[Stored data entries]
--- START ---

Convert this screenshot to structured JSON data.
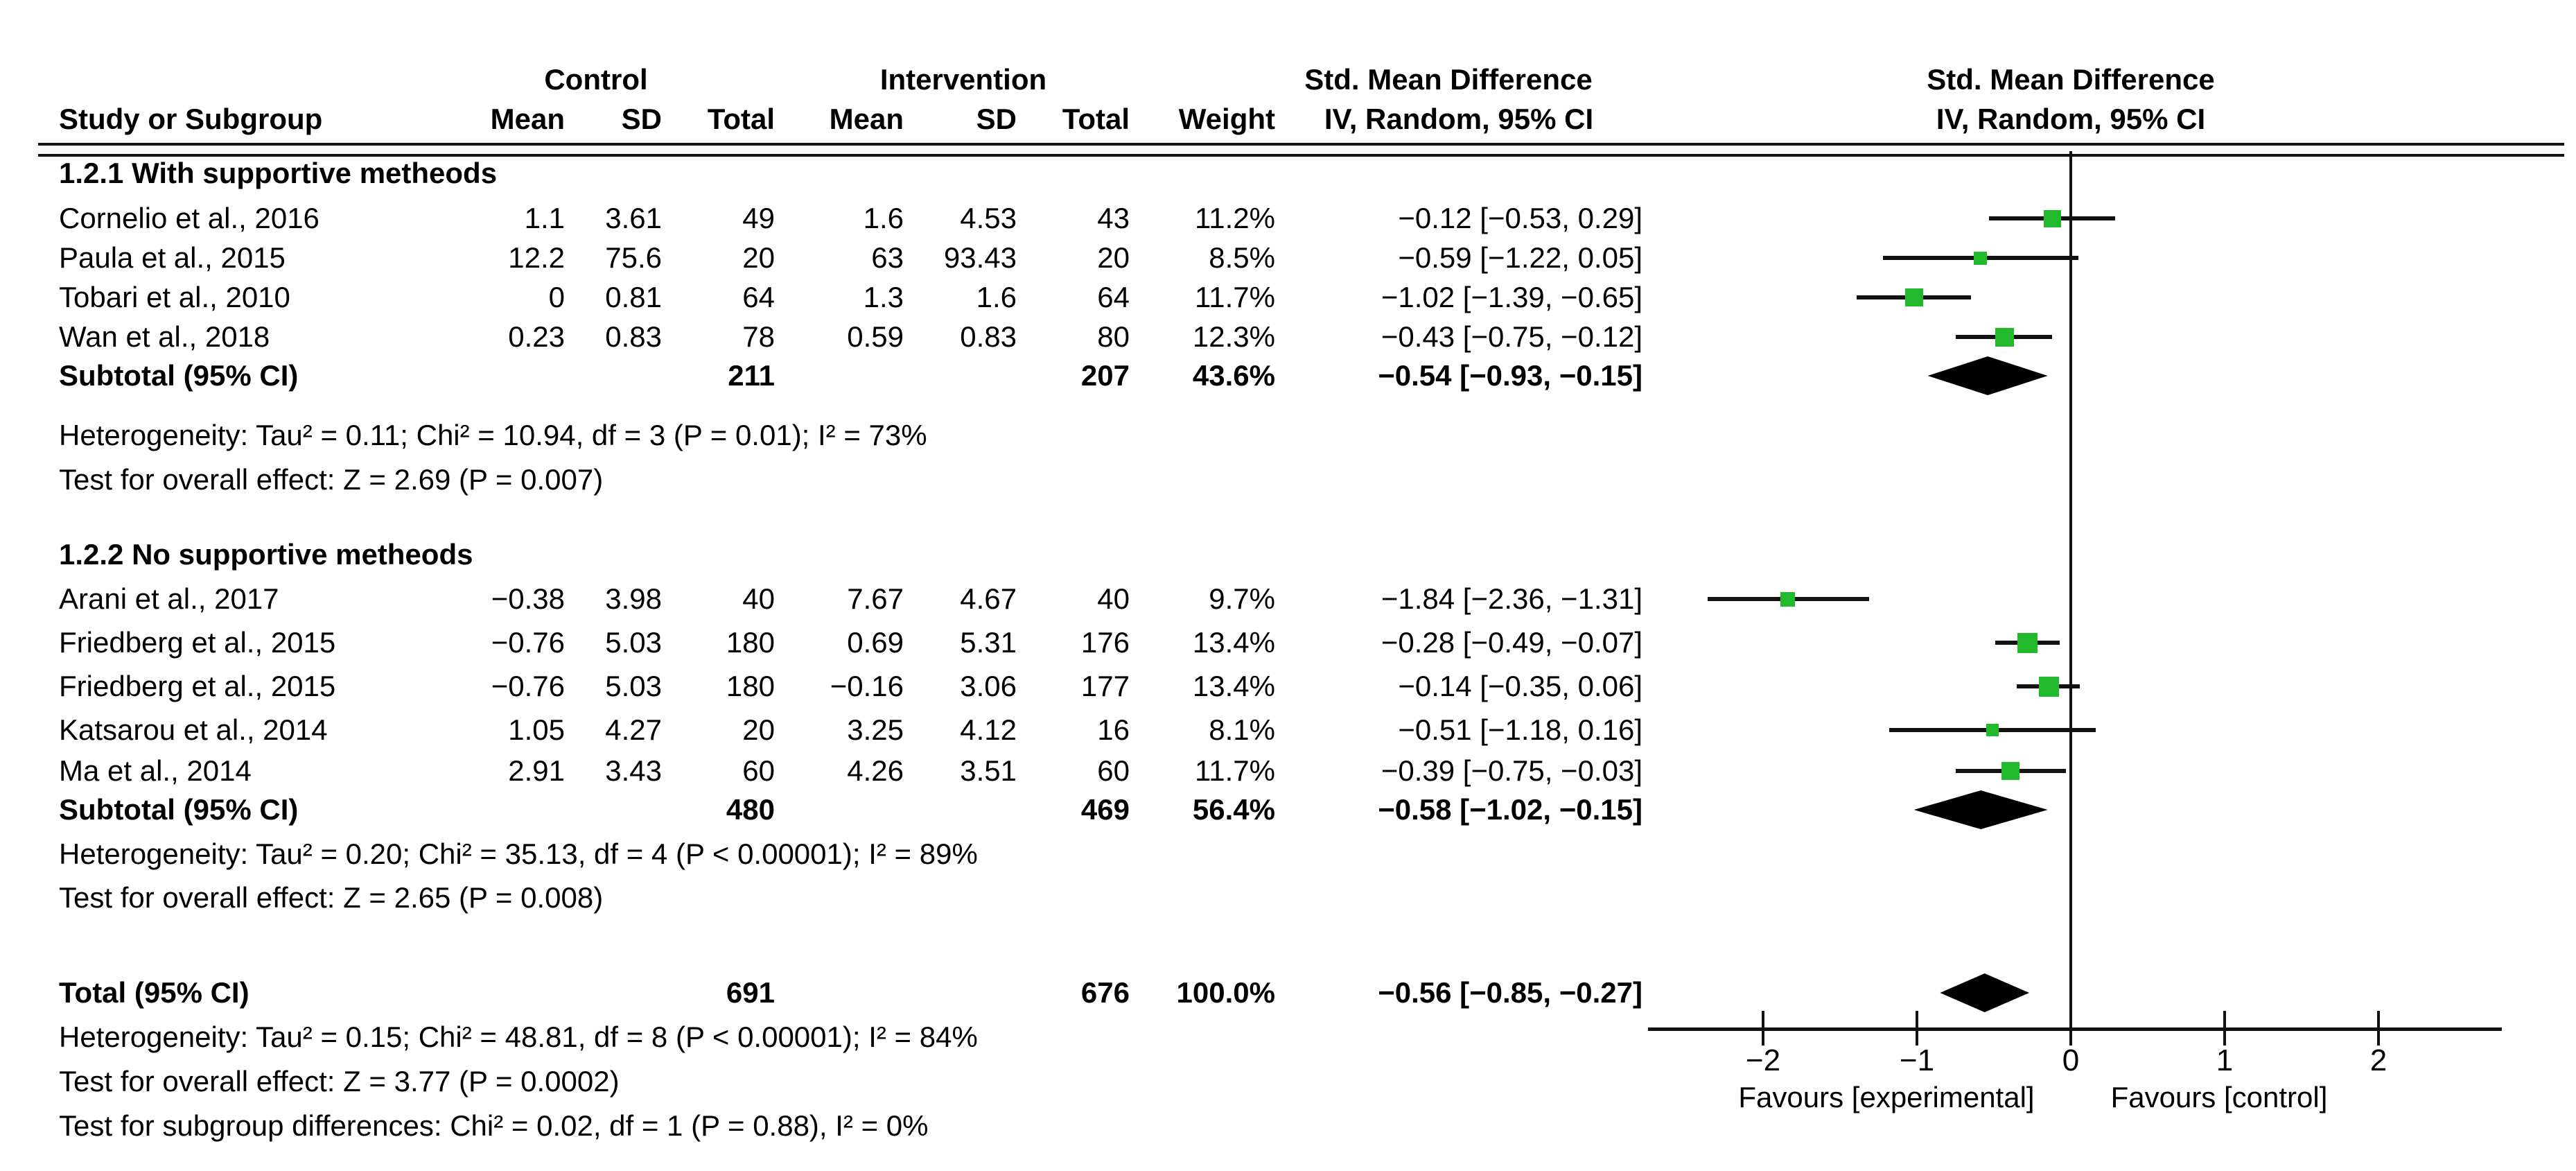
{
  "header": {
    "control_group": "Control",
    "intervention_group": "Intervention",
    "smd_text_col": "Std. Mean Difference",
    "study": "Study or Subgroup",
    "mean1": "Mean",
    "sd1": "SD",
    "total1": "Total",
    "mean2": "Mean",
    "sd2": "SD",
    "total2": "Total",
    "weight": "Weight",
    "ci_text_col": "IV, Random, 95% CI"
  },
  "colors": {
    "marker_green": "#22b92c",
    "line_black": "#111111",
    "text": "#000000",
    "background": "#ffffff"
  },
  "chart_data": {
    "type": "scatter",
    "variant": "forest-plot",
    "title": "Std. Mean Difference",
    "subtitle": "IV, Random, 95% CI",
    "effect_measure": "Std. Mean Difference",
    "model": "IV, Random, 95% CI",
    "axis": {
      "min": -2.75,
      "max": 2.8,
      "ticks": [
        -2,
        -1,
        0,
        1,
        2
      ],
      "tick_labels": [
        "−2",
        "−1",
        "0",
        "1",
        "2"
      ],
      "zero_line": 0,
      "favours_left": "Favours [experimental]",
      "favours_right": "Favours [control]"
    },
    "groups": [
      {
        "title": "1.2.1 With supportive metheods",
        "studies": [
          {
            "name": "Cornelio et al., 2016",
            "c_mean": "1.1",
            "c_sd": "3.61",
            "c_total": "49",
            "i_mean": "1.6",
            "i_sd": "4.53",
            "i_total": "43",
            "weight": "11.2%",
            "weight_pct": 11.2,
            "ci_text": "−0.12 [−0.53, 0.29]",
            "effect": -0.12,
            "lo": -0.53,
            "hi": 0.29
          },
          {
            "name": "Paula et al., 2015",
            "c_mean": "12.2",
            "c_sd": "75.6",
            "c_total": "20",
            "i_mean": "63",
            "i_sd": "93.43",
            "i_total": "20",
            "weight": "8.5%",
            "weight_pct": 8.5,
            "ci_text": "−0.59 [−1.22, 0.05]",
            "effect": -0.59,
            "lo": -1.22,
            "hi": 0.05
          },
          {
            "name": "Tobari et al., 2010",
            "c_mean": "0",
            "c_sd": "0.81",
            "c_total": "64",
            "i_mean": "1.3",
            "i_sd": "1.6",
            "i_total": "64",
            "weight": "11.7%",
            "weight_pct": 11.7,
            "ci_text": "−1.02 [−1.39, −0.65]",
            "effect": -1.02,
            "lo": -1.39,
            "hi": -0.65
          },
          {
            "name": "Wan et al., 2018",
            "c_mean": "0.23",
            "c_sd": "0.83",
            "c_total": "78",
            "i_mean": "0.59",
            "i_sd": "0.83",
            "i_total": "80",
            "weight": "12.3%",
            "weight_pct": 12.3,
            "ci_text": "−0.43 [−0.75, −0.12]",
            "effect": -0.43,
            "lo": -0.75,
            "hi": -0.12
          }
        ],
        "subtotal": {
          "label": "Subtotal (95% CI)",
          "c_total": "211",
          "i_total": "207",
          "weight": "43.6%",
          "ci_text": "−0.54 [−0.93, −0.15]",
          "effect": -0.54,
          "lo": -0.93,
          "hi": -0.15
        },
        "heterogeneity": "Heterogeneity: Tau² = 0.11; Chi² = 10.94, df = 3 (P = 0.01); I² = 73%",
        "overall_effect": "Test for overall effect: Z = 2.69 (P = 0.007)"
      },
      {
        "title": "1.2.2 No supportive metheods",
        "studies": [
          {
            "name": "Arani et al., 2017",
            "c_mean": "−0.38",
            "c_sd": "3.98",
            "c_total": "40",
            "i_mean": "7.67",
            "i_sd": "4.67",
            "i_total": "40",
            "weight": "9.7%",
            "weight_pct": 9.7,
            "ci_text": "−1.84 [−2.36, −1.31]",
            "effect": -1.84,
            "lo": -2.36,
            "hi": -1.31
          },
          {
            "name": "Friedberg et al., 2015",
            "c_mean": "−0.76",
            "c_sd": "5.03",
            "c_total": "180",
            "i_mean": "0.69",
            "i_sd": "5.31",
            "i_total": "176",
            "weight": "13.4%",
            "weight_pct": 13.4,
            "ci_text": "−0.28 [−0.49, −0.07]",
            "effect": -0.28,
            "lo": -0.49,
            "hi": -0.07
          },
          {
            "name": "Friedberg et al., 2015",
            "c_mean": "−0.76",
            "c_sd": "5.03",
            "c_total": "180",
            "i_mean": "−0.16",
            "i_sd": "3.06",
            "i_total": "177",
            "weight": "13.4%",
            "weight_pct": 13.4,
            "ci_text": "−0.14 [−0.35, 0.06]",
            "effect": -0.14,
            "lo": -0.35,
            "hi": 0.06
          },
          {
            "name": "Katsarou et al., 2014",
            "c_mean": "1.05",
            "c_sd": "4.27",
            "c_total": "20",
            "i_mean": "3.25",
            "i_sd": "4.12",
            "i_total": "16",
            "weight": "8.1%",
            "weight_pct": 8.1,
            "ci_text": "−0.51 [−1.18, 0.16]",
            "effect": -0.51,
            "lo": -1.18,
            "hi": 0.16
          },
          {
            "name": "Ma et al., 2014",
            "c_mean": "2.91",
            "c_sd": "3.43",
            "c_total": "60",
            "i_mean": "4.26",
            "i_sd": "3.51",
            "i_total": "60",
            "weight": "11.7%",
            "weight_pct": 11.7,
            "ci_text": "−0.39 [−0.75, −0.03]",
            "effect": -0.39,
            "lo": -0.75,
            "hi": -0.03
          }
        ],
        "subtotal": {
          "label": "Subtotal (95% CI)",
          "c_total": "480",
          "i_total": "469",
          "weight": "56.4%",
          "ci_text": "−0.58 [−1.02, −0.15]",
          "effect": -0.58,
          "lo": -1.02,
          "hi": -0.15
        },
        "heterogeneity": "Heterogeneity: Tau² = 0.20; Chi² = 35.13, df = 4 (P < 0.00001); I² = 89%",
        "overall_effect": "Test for overall effect: Z = 2.65 (P = 0.008)"
      }
    ],
    "total": {
      "label": "Total (95% CI)",
      "c_total": "691",
      "i_total": "676",
      "weight": "100.0%",
      "ci_text": "−0.56 [−0.85, −0.27]",
      "effect": -0.56,
      "lo": -0.85,
      "hi": -0.27
    },
    "total_heterogeneity": "Heterogeneity: Tau² = 0.15; Chi² = 48.81, df = 8 (P < 0.00001); I² = 84%",
    "total_overall_effect": "Test for overall effect: Z = 3.77 (P = 0.0002)",
    "subgroup_differences": "Test for subgroup differences: Chi² = 0.02, df = 1 (P = 0.88), I² = 0%"
  }
}
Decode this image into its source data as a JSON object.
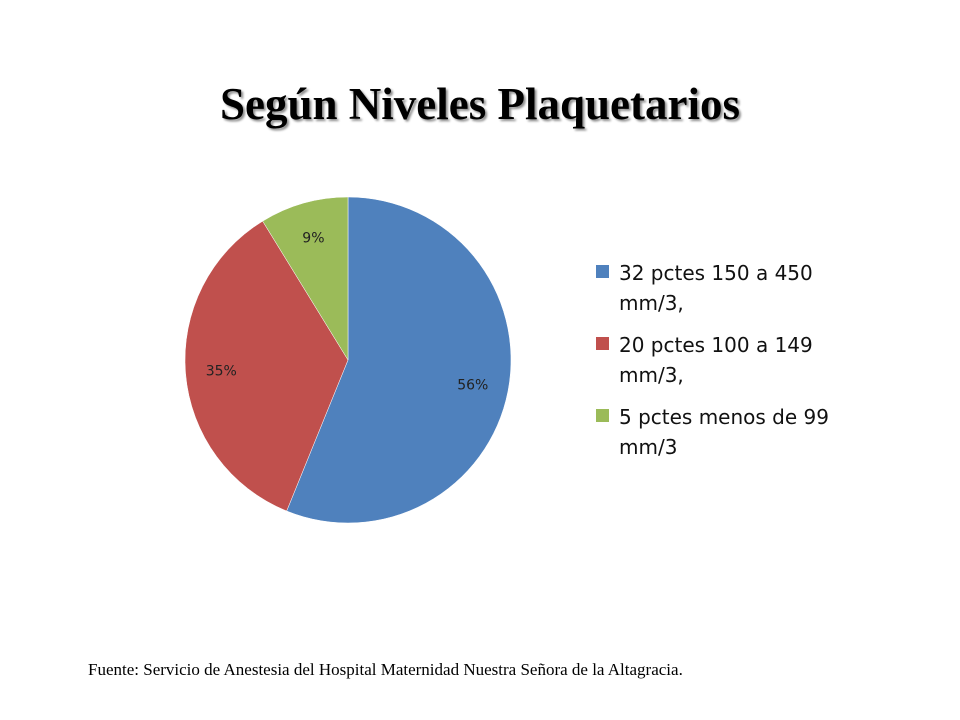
{
  "slide": {
    "title": "Según Niveles Plaquetarios",
    "source": "Fuente: Servicio de Anestesia del Hospital Maternidad Nuestra Señora de la Altagracia."
  },
  "chart_data": {
    "type": "pie",
    "title": "Según Niveles Plaquetarios",
    "categories": [
      "32 pctes 150 a 450 mm/3,",
      "20 pctes 100 a 149 mm/3,",
      "5 pctes menos de 99 mm/3"
    ],
    "values": [
      32,
      20,
      5
    ],
    "labels": [
      "56%",
      "35%",
      "9%"
    ],
    "colors": [
      "#4F81BD",
      "#C0504D",
      "#9BBB59"
    ],
    "legend": "right"
  }
}
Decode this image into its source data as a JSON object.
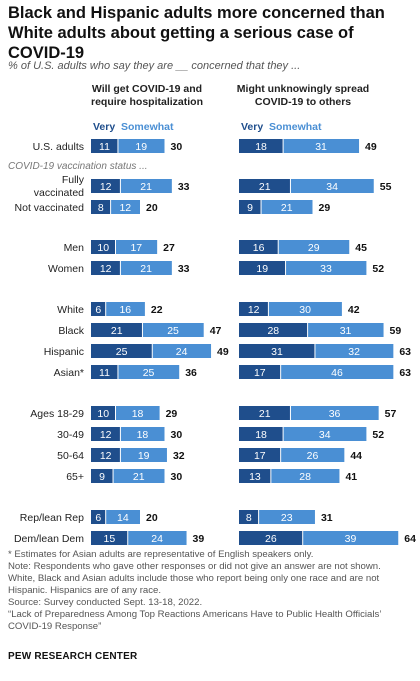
{
  "title": "Black and Hispanic adults more concerned than White adults about getting a serious case of COVID-19",
  "subtitle": "% of U.S. adults who say they are __ concerned that they ...",
  "notes": [
    "* Estimates for Asian adults are representative of English speakers only.",
    "Note: Respondents who gave other responses or did not give an answer are not shown.",
    "White, Black and Asian adults include those who report being only one race and are not",
    "Hispanic. Hispanics are of any race.",
    "Source: Survey conducted Sept. 13-18, 2022.",
    "“Lack of Preparedness Among Top Reactions Americans Have to Public Health Officials’",
    "COVID-19 Response”"
  ],
  "source_org": "PEW RESEARCH CENTER",
  "colors": {
    "very": "#1f4e8c",
    "somewhat": "#4a8fd4",
    "very_text": "#1f4e8c",
    "somewhat_text": "#4a8fd4",
    "group_text": "#777777"
  },
  "chart_data": {
    "type": "bar",
    "stacked": true,
    "orientation": "horizontal",
    "series_names": [
      "Very",
      "Somewhat"
    ],
    "group_label": "COVID-19 vaccination status ...",
    "categories": [
      "U.S. adults",
      "Fully vaccinated",
      "Not vaccinated",
      "Men",
      "Women",
      "White",
      "Black",
      "Hispanic",
      "Asian*",
      "Ages 18-29",
      "30-49",
      "50-64",
      "65+",
      "Rep/lean Rep",
      "Dem/lean Dem"
    ],
    "panels": [
      {
        "title": "Will get COVID-19 and require hospitalization",
        "series": [
          {
            "name": "Very",
            "values": [
              11,
              12,
              8,
              10,
              12,
              6,
              21,
              25,
              11,
              10,
              12,
              12,
              9,
              6,
              15
            ]
          },
          {
            "name": "Somewhat",
            "values": [
              19,
              21,
              12,
              17,
              21,
              16,
              25,
              24,
              25,
              18,
              18,
              19,
              21,
              14,
              24
            ]
          }
        ],
        "totals": [
          30,
          33,
          20,
          27,
          33,
          22,
          47,
          49,
          36,
          29,
          30,
          32,
          30,
          20,
          39
        ]
      },
      {
        "title": "Might unknowingly spread COVID-19 to others",
        "series": [
          {
            "name": "Very",
            "values": [
              18,
              21,
              9,
              16,
              19,
              12,
              28,
              31,
              17,
              21,
              18,
              17,
              13,
              8,
              26
            ]
          },
          {
            "name": "Somewhat",
            "values": [
              31,
              34,
              21,
              29,
              33,
              30,
              31,
              32,
              46,
              36,
              34,
              26,
              28,
              23,
              39
            ]
          }
        ],
        "totals": [
          49,
          55,
          29,
          45,
          52,
          42,
          59,
          63,
          63,
          57,
          52,
          44,
          41,
          31,
          64
        ]
      }
    ]
  }
}
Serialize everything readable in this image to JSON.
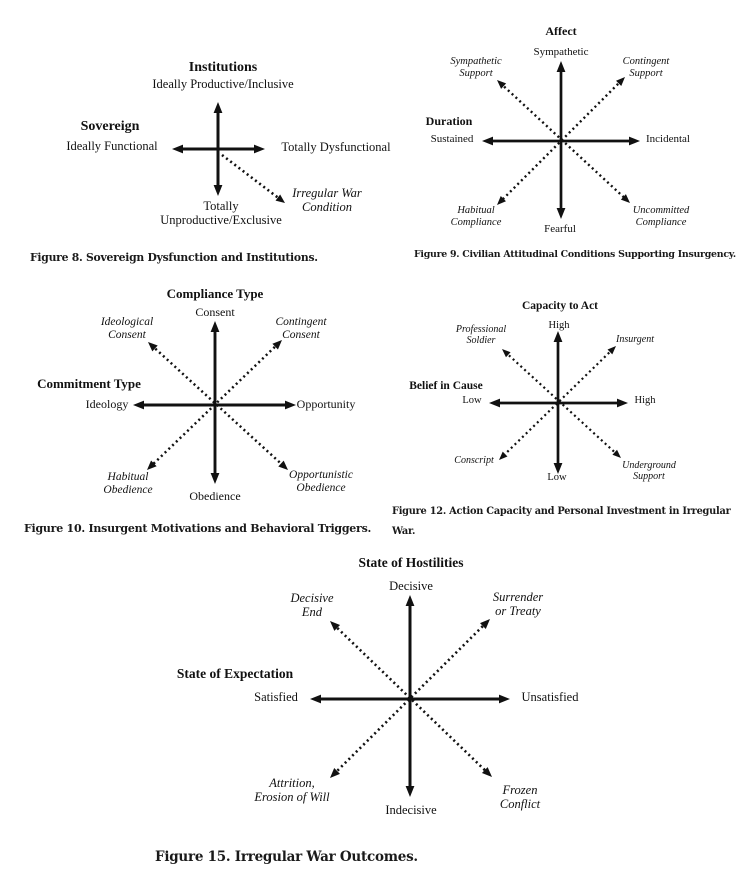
{
  "colors": {
    "background": "#ffffff",
    "ink": "#111111"
  },
  "figures": [
    {
      "caption": "Figure 8. Sovereign Dysfunction and Institutions.",
      "axes": {
        "vertical_title": "Institutions",
        "top": "Ideally Productive/Inclusive",
        "bottom": "Totally\nUnproductive/Exclusive",
        "horizontal_title": "Sovereign",
        "left": "Ideally Functional",
        "right": "Totally Dysfunctional"
      },
      "diagonals": {
        "bottom_right": "Irregular War\nCondition"
      }
    },
    {
      "caption": "Figure 9. Civilian Attitudinal Conditions Supporting Insurgency.",
      "axes": {
        "vertical_title": "Affect",
        "top": "Sympathetic",
        "bottom": "Fearful",
        "horizontal_title": "Duration",
        "left": "Sustained",
        "right": "Incidental"
      },
      "diagonals": {
        "top_left": "Sympathetic\nSupport",
        "top_right": "Contingent\nSupport",
        "bottom_left": "Habitual\nCompliance",
        "bottom_right": "Uncommitted\nCompliance"
      }
    },
    {
      "caption": "Figure 10. Insurgent Motivations and Behavioral Triggers.",
      "axes": {
        "vertical_title": "Compliance Type",
        "top": "Consent",
        "bottom": "Obedience",
        "horizontal_title": "Commitment Type",
        "left": "Ideology",
        "right": "Opportunity"
      },
      "diagonals": {
        "top_left": "Ideological\nConsent",
        "top_right": "Contingent\nConsent",
        "bottom_left": "Habitual\nObedience",
        "bottom_right": "Opportunistic\nObedience"
      }
    },
    {
      "caption": "Figure 12. Action Capacity and Personal Investment in Irregular\nWar.",
      "axes": {
        "vertical_title": "Capacity to Act",
        "top": "High",
        "bottom": "Low",
        "horizontal_title": "Belief in Cause",
        "left": "Low",
        "right": "High"
      },
      "diagonals": {
        "top_left": "Professional\nSoldier",
        "top_right": "Insurgent",
        "bottom_left": "Conscript",
        "bottom_right": "Underground\nSupport"
      }
    },
    {
      "caption": "Figure 15. Irregular War Outcomes.",
      "axes": {
        "vertical_title": "State of Hostilities",
        "top": "Decisive",
        "bottom": "Indecisive",
        "horizontal_title": "State of Expectation",
        "left": "Satisfied",
        "right": "Unsatisfied"
      },
      "diagonals": {
        "top_left": "Decisive\nEnd",
        "top_right": "Surrender\nor Treaty",
        "bottom_left": "Attrition,\nErosion of Will",
        "bottom_right": "Frozen\nConflict"
      }
    }
  ]
}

--- END ---

From the records above, pull out every line containing the word "nCompliance".

■ Written solution
        "bottom_left": "Habitual\nCompliance",
        "bottom_right": "Uncommitted\nCompliance"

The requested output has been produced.